Directions for this task: Find every line with the word "species". Copy those lines.
.....
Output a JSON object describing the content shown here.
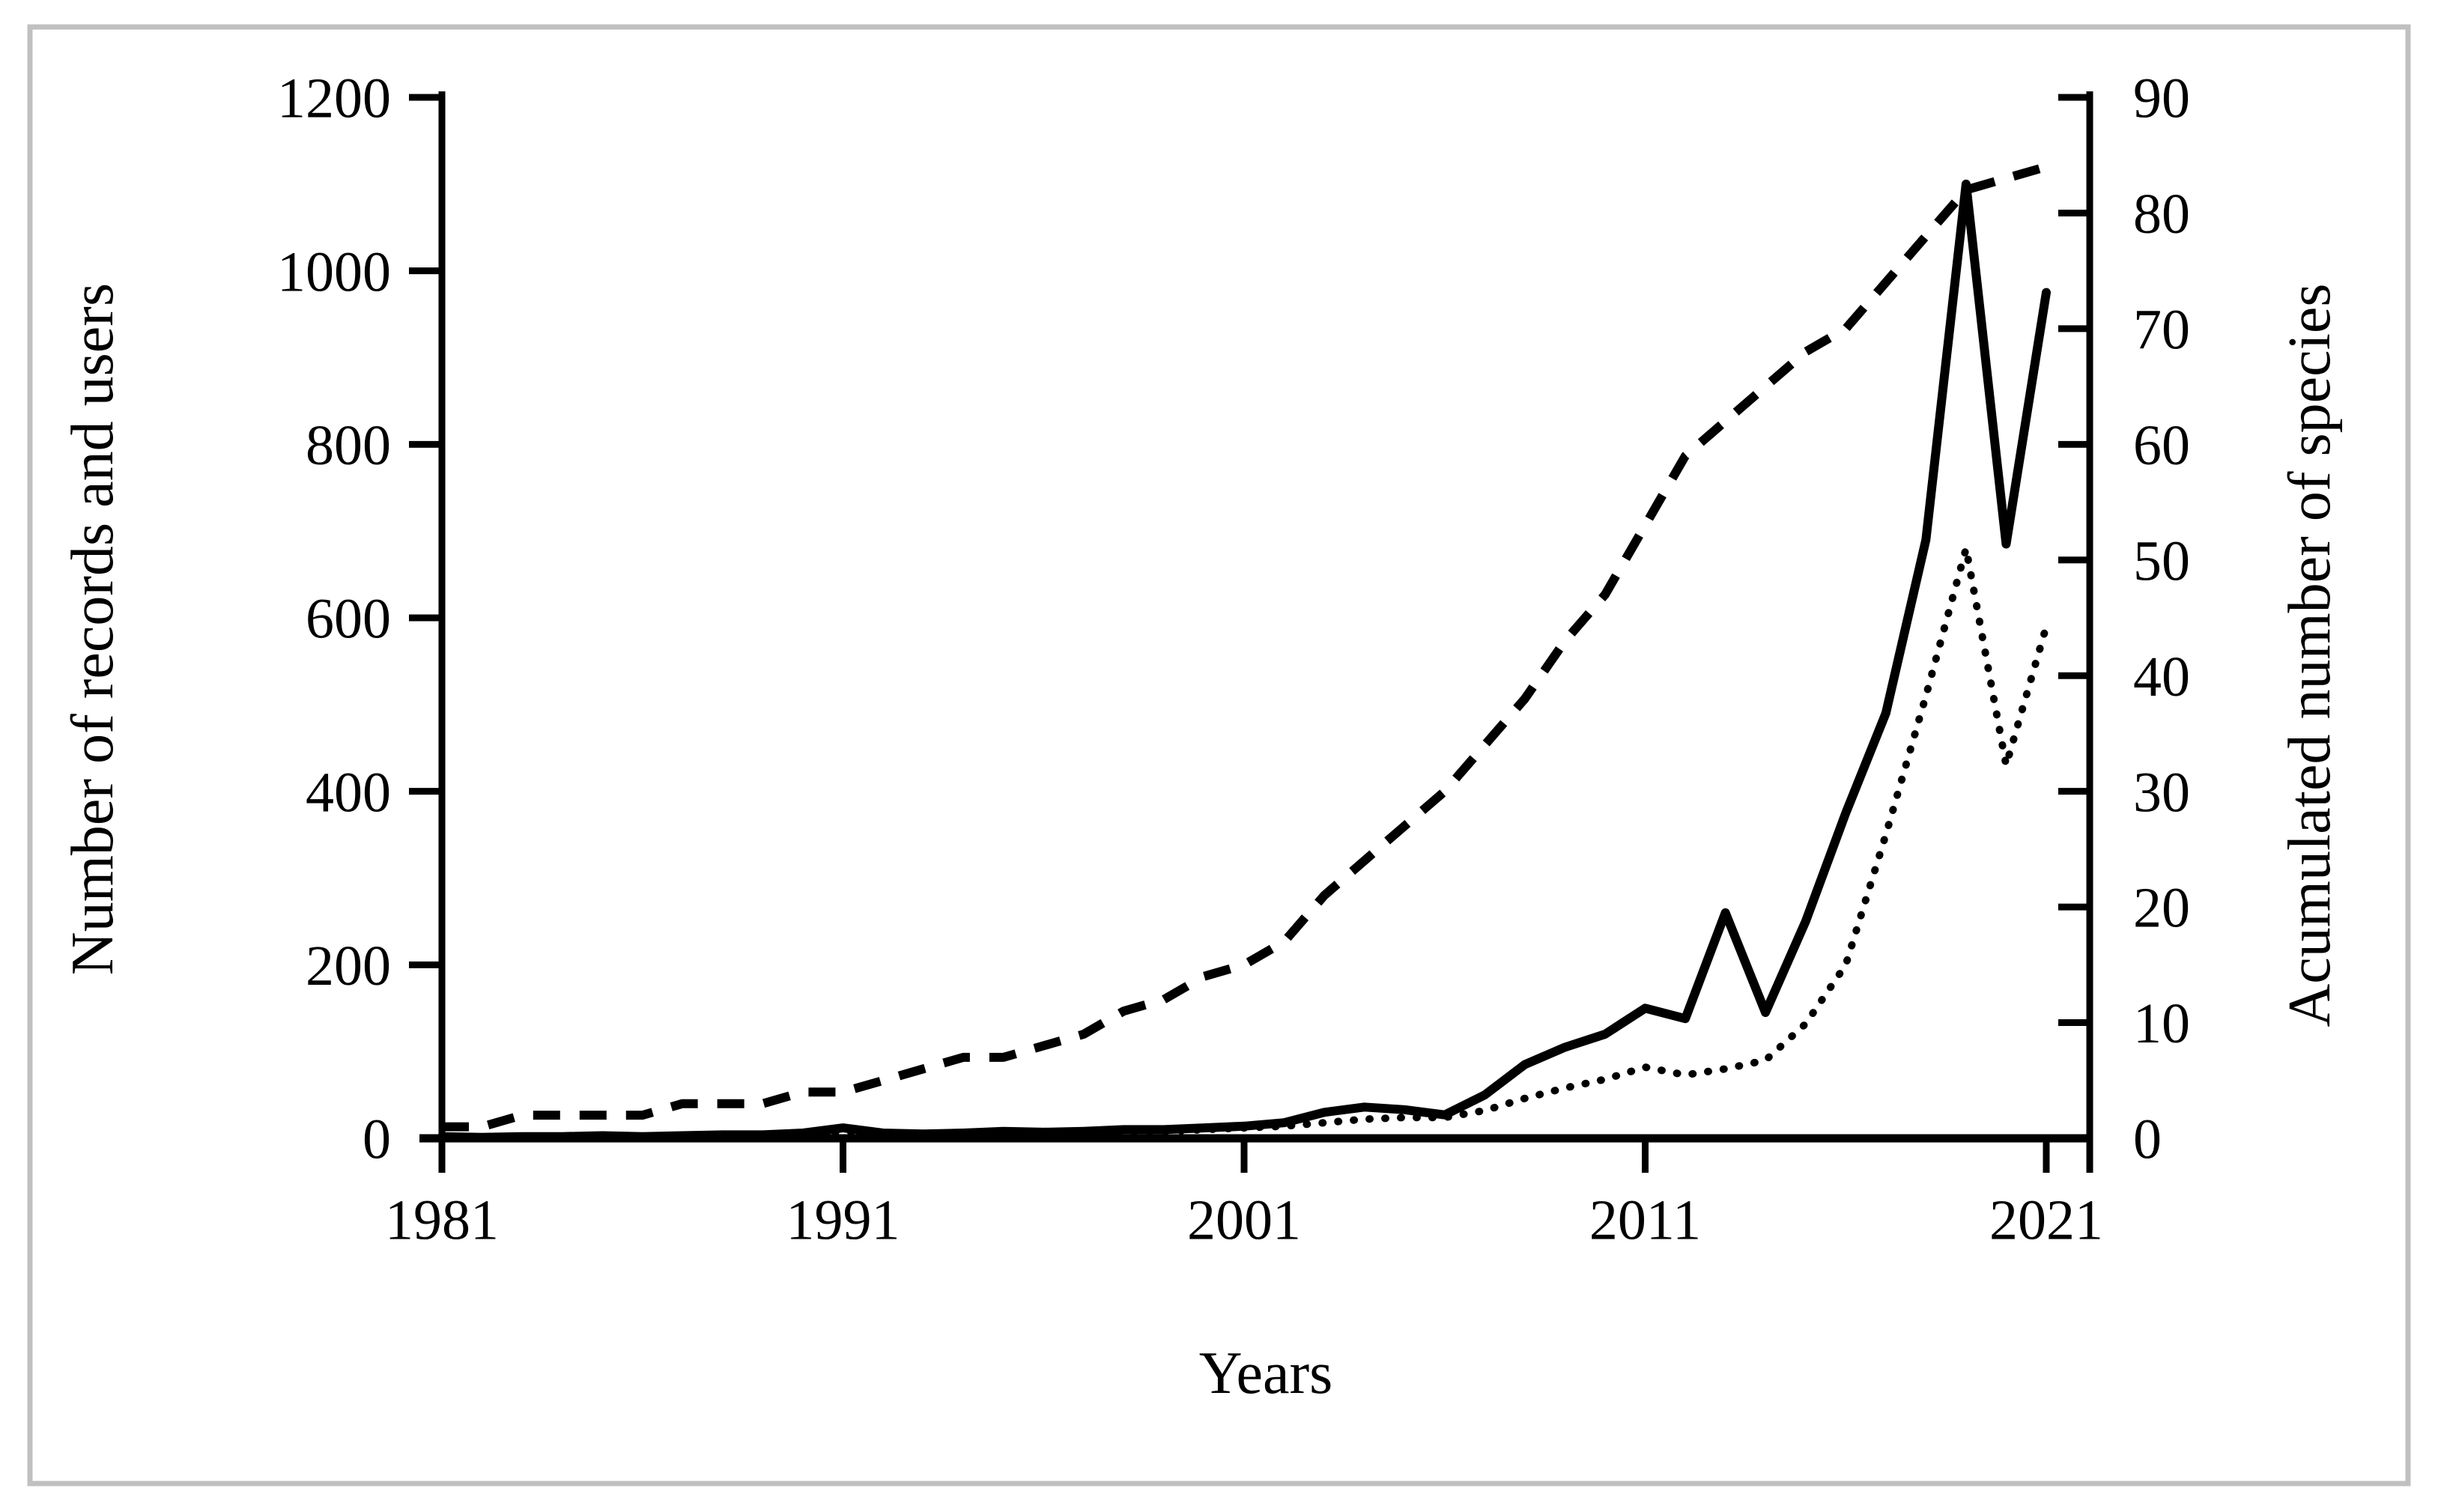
{
  "figure": {
    "background": "#ffffff",
    "border_color": "#c0c0c0",
    "line_color": "#000000"
  },
  "chart_data": {
    "type": "line",
    "title": "",
    "xlabel": "Years",
    "ylabel_left": "Number of records and users",
    "ylabel_right": "Acumulated number of species",
    "xlim": [
      1981,
      2022
    ],
    "ylim_left": [
      0,
      1200
    ],
    "ylim_right": [
      0,
      90
    ],
    "xticks": [
      1981,
      1991,
      2001,
      2011,
      2021
    ],
    "yticks_left": [
      0,
      200,
      400,
      600,
      800,
      1000,
      1200
    ],
    "yticks_right": [
      0,
      10,
      20,
      30,
      40,
      50,
      60,
      70,
      80,
      90
    ],
    "grid": "off",
    "legend": "none",
    "x": [
      1981,
      1982,
      1983,
      1984,
      1985,
      1986,
      1987,
      1988,
      1989,
      1990,
      1991,
      1992,
      1993,
      1994,
      1995,
      1996,
      1997,
      1998,
      1999,
      2000,
      2001,
      2002,
      2003,
      2004,
      2005,
      2006,
      2007,
      2008,
      2009,
      2010,
      2011,
      2012,
      2013,
      2014,
      2015,
      2016,
      2017,
      2018,
      2019,
      2020,
      2021
    ],
    "series": [
      {
        "name": "records",
        "style": "solid",
        "axis": "left",
        "values": [
          2,
          1,
          2,
          2,
          3,
          2,
          3,
          4,
          4,
          6,
          12,
          6,
          5,
          6,
          8,
          7,
          8,
          10,
          10,
          12,
          14,
          18,
          30,
          36,
          33,
          27,
          50,
          85,
          105,
          120,
          150,
          138,
          260,
          145,
          250,
          375,
          490,
          690,
          1100,
          685,
          975
        ]
      },
      {
        "name": "users",
        "style": "dotted",
        "axis": "left",
        "values": [
          1,
          1,
          1,
          2,
          2,
          2,
          2,
          3,
          3,
          4,
          8,
          5,
          4,
          5,
          6,
          6,
          7,
          8,
          8,
          10,
          12,
          14,
          18,
          22,
          24,
          24,
          32,
          46,
          58,
          68,
          82,
          73,
          80,
          90,
          132,
          200,
          350,
          510,
          680,
          430,
          590
        ]
      },
      {
        "name": "accumulated-species",
        "style": "dashed",
        "axis": "right",
        "values": [
          1,
          1,
          2,
          2,
          2,
          2,
          3,
          3,
          3,
          4,
          4,
          5,
          6,
          7,
          7,
          8,
          9,
          11,
          12,
          14,
          15,
          17,
          21,
          24,
          27,
          30,
          34,
          38,
          43,
          47,
          53,
          59,
          62,
          65,
          68,
          70,
          74,
          78,
          82,
          83,
          84
        ]
      }
    ]
  }
}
.....
Result:
    "ylabel_right": "Acumulated number of species",
        "name": "accumulated-species",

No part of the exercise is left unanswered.